PROBLEM TO SOLVE » Produce the listing below again, exactly as shown.

╭─ PROVIDED INFORMATION

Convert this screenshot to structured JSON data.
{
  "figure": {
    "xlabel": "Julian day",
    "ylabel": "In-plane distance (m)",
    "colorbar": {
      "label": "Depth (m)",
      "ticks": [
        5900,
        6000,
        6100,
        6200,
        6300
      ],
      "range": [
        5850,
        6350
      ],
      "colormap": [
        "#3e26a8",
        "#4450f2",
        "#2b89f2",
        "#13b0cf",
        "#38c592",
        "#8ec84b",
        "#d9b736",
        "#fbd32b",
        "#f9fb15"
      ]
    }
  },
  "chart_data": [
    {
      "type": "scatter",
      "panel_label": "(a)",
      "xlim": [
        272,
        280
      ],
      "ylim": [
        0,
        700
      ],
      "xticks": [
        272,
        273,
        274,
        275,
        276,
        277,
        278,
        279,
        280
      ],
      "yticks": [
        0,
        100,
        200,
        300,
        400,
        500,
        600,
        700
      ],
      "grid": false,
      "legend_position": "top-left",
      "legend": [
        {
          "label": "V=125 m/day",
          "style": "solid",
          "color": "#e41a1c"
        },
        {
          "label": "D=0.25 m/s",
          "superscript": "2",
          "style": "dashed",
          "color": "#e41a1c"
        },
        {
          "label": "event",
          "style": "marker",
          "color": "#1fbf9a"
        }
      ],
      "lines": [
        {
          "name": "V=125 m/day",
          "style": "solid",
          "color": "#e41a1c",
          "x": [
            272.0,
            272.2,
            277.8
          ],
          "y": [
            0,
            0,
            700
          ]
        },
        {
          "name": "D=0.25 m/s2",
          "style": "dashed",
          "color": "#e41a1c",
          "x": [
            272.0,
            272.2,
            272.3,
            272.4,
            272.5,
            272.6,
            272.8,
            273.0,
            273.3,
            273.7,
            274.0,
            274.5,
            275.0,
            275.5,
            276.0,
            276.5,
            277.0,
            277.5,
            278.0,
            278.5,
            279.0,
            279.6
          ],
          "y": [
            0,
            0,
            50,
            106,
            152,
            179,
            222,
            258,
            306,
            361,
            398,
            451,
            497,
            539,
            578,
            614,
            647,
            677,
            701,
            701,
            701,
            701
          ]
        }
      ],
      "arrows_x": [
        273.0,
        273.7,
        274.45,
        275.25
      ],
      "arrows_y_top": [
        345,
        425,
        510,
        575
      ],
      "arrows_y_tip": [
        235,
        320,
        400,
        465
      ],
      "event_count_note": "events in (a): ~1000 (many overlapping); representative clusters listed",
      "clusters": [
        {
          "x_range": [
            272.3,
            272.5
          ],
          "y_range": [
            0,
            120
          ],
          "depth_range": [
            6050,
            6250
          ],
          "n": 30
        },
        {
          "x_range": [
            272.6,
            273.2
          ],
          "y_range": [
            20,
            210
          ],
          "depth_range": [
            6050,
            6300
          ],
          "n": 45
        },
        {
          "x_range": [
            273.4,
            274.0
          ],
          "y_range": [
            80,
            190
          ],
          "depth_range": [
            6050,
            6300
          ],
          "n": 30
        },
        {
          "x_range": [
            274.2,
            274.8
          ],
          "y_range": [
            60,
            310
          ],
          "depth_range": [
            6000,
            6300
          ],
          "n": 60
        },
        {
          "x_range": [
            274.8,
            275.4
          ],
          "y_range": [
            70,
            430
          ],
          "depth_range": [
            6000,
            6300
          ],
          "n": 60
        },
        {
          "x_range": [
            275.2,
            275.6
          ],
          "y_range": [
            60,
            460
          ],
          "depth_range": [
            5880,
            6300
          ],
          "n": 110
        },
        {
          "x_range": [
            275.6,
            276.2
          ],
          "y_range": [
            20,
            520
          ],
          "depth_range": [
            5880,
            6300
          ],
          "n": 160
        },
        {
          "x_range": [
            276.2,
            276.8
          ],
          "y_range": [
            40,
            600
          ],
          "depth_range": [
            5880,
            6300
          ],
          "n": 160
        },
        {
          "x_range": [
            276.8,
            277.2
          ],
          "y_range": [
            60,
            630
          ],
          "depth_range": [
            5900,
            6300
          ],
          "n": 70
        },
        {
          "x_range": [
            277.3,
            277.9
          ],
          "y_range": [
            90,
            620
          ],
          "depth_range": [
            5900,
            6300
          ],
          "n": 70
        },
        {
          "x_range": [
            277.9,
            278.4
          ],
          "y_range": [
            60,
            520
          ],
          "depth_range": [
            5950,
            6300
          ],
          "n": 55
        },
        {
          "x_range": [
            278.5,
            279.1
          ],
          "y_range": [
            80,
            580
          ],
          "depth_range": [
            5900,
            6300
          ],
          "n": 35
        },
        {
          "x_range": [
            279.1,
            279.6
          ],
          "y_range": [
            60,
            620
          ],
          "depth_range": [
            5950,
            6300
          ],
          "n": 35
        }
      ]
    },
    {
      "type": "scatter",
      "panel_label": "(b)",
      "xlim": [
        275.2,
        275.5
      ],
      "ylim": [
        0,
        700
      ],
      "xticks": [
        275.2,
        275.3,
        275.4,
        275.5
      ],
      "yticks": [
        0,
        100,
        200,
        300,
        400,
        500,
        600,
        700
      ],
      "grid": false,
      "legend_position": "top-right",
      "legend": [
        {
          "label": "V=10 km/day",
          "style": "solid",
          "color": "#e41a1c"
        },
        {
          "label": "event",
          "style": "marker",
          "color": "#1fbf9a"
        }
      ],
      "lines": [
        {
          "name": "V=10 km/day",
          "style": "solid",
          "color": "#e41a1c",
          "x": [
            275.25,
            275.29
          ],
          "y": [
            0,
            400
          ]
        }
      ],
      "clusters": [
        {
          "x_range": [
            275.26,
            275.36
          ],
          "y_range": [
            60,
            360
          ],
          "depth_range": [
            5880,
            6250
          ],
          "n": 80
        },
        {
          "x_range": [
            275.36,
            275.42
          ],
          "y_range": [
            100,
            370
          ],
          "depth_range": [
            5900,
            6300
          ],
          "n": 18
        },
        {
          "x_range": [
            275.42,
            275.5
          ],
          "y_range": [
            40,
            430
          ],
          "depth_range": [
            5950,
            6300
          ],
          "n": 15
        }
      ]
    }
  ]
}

╰─

PROBLEM SOLUTION »
Convert this screenshot to structured JSON data.
{
  "figure": {
    "xlabel": "Julian day",
    "ylabel": "In-plane distance (m)",
    "colorbar": {
      "label": "Depth (m)",
      "ticks": [
        5900,
        6000,
        6100,
        6200,
        6300
      ],
      "range": [
        5850,
        6350
      ],
      "colormap": [
        "#3e26a8",
        "#4450f2",
        "#2b89f2",
        "#13b0cf",
        "#38c592",
        "#8ec84b",
        "#d9b736",
        "#fbd32b",
        "#f9fb15"
      ]
    }
  },
  "chart_data": [
    {
      "type": "scatter",
      "panel_label": "(a)",
      "xlim": [
        272,
        280
      ],
      "ylim": [
        0,
        700
      ],
      "xticks": [
        272,
        273,
        274,
        275,
        276,
        277,
        278,
        279,
        280
      ],
      "yticks": [
        0,
        100,
        200,
        300,
        400,
        500,
        600,
        700
      ],
      "grid": false,
      "legend_position": "top-left",
      "legend": [
        {
          "label": "V=125 m/day",
          "style": "solid",
          "color": "#e41a1c"
        },
        {
          "label": "D=0.25 m/s",
          "superscript": "2",
          "style": "dashed",
          "color": "#e41a1c"
        },
        {
          "label": "event",
          "style": "marker",
          "color": "#1fbf9a"
        }
      ],
      "lines": [
        {
          "name": "V=125 m/day",
          "style": "solid",
          "color": "#e41a1c",
          "x": [
            272.0,
            272.2,
            277.8
          ],
          "y": [
            0,
            0,
            700
          ]
        },
        {
          "name": "D=0.25 m/s2",
          "style": "dashed",
          "color": "#e41a1c",
          "x": [
            272.0,
            272.2,
            272.3,
            272.4,
            272.5,
            272.6,
            272.8,
            273.0,
            273.3,
            273.7,
            274.0,
            274.5,
            275.0,
            275.5,
            276.0,
            276.5,
            277.0,
            277.5,
            278.0,
            278.5,
            279.0,
            279.6
          ],
          "y": [
            0,
            0,
            50,
            106,
            152,
            179,
            222,
            258,
            306,
            361,
            398,
            451,
            497,
            539,
            578,
            614,
            647,
            677,
            701,
            701,
            701,
            701
          ]
        }
      ],
      "arrows_x": [
        273.0,
        273.7,
        274.45,
        275.25
      ],
      "arrows_y_top": [
        345,
        425,
        510,
        575
      ],
      "arrows_y_tip": [
        235,
        320,
        400,
        465
      ],
      "event_count_note": "events in (a): ~1000 (many overlapping); representative clusters listed",
      "clusters": [
        {
          "x_range": [
            272.3,
            272.5
          ],
          "y_range": [
            0,
            120
          ],
          "depth_range": [
            6050,
            6250
          ],
          "n": 30
        },
        {
          "x_range": [
            272.6,
            273.2
          ],
          "y_range": [
            20,
            210
          ],
          "depth_range": [
            6050,
            6300
          ],
          "n": 45
        },
        {
          "x_range": [
            273.4,
            274.0
          ],
          "y_range": [
            80,
            190
          ],
          "depth_range": [
            6050,
            6300
          ],
          "n": 30
        },
        {
          "x_range": [
            274.2,
            274.8
          ],
          "y_range": [
            60,
            310
          ],
          "depth_range": [
            6000,
            6300
          ],
          "n": 60
        },
        {
          "x_range": [
            274.8,
            275.4
          ],
          "y_range": [
            70,
            430
          ],
          "depth_range": [
            6000,
            6300
          ],
          "n": 60
        },
        {
          "x_range": [
            275.2,
            275.6
          ],
          "y_range": [
            60,
            460
          ],
          "depth_range": [
            5880,
            6300
          ],
          "n": 110
        },
        {
          "x_range": [
            275.6,
            276.2
          ],
          "y_range": [
            20,
            520
          ],
          "depth_range": [
            5880,
            6300
          ],
          "n": 160
        },
        {
          "x_range": [
            276.2,
            276.8
          ],
          "y_range": [
            40,
            600
          ],
          "depth_range": [
            5880,
            6300
          ],
          "n": 160
        },
        {
          "x_range": [
            276.8,
            277.2
          ],
          "y_range": [
            60,
            630
          ],
          "depth_range": [
            5900,
            6300
          ],
          "n": 70
        },
        {
          "x_range": [
            277.3,
            277.9
          ],
          "y_range": [
            90,
            620
          ],
          "depth_range": [
            5900,
            6300
          ],
          "n": 70
        },
        {
          "x_range": [
            277.9,
            278.4
          ],
          "y_range": [
            60,
            520
          ],
          "depth_range": [
            5950,
            6300
          ],
          "n": 55
        },
        {
          "x_range": [
            278.5,
            279.1
          ],
          "y_range": [
            80,
            580
          ],
          "depth_range": [
            5900,
            6300
          ],
          "n": 35
        },
        {
          "x_range": [
            279.1,
            279.6
          ],
          "y_range": [
            60,
            620
          ],
          "depth_range": [
            5950,
            6300
          ],
          "n": 35
        }
      ]
    },
    {
      "type": "scatter",
      "panel_label": "(b)",
      "xlim": [
        275.2,
        275.5
      ],
      "ylim": [
        0,
        700
      ],
      "xticks": [
        275.2,
        275.3,
        275.4,
        275.5
      ],
      "yticks": [
        0,
        100,
        200,
        300,
        400,
        500,
        600,
        700
      ],
      "grid": false,
      "legend_position": "top-right",
      "legend": [
        {
          "label": "V=10 km/day",
          "style": "solid",
          "color": "#e41a1c"
        },
        {
          "label": "event",
          "style": "marker",
          "color": "#1fbf9a"
        }
      ],
      "lines": [
        {
          "name": "V=10 km/day",
          "style": "solid",
          "color": "#e41a1c",
          "x": [
            275.25,
            275.29
          ],
          "y": [
            0,
            400
          ]
        }
      ],
      "clusters": [
        {
          "x_range": [
            275.26,
            275.36
          ],
          "y_range": [
            60,
            360
          ],
          "depth_range": [
            5880,
            6250
          ],
          "n": 80
        },
        {
          "x_range": [
            275.36,
            275.42
          ],
          "y_range": [
            100,
            370
          ],
          "depth_range": [
            5900,
            6300
          ],
          "n": 18
        },
        {
          "x_range": [
            275.42,
            275.5
          ],
          "y_range": [
            40,
            430
          ],
          "depth_range": [
            5950,
            6300
          ],
          "n": 15
        }
      ]
    }
  ]
}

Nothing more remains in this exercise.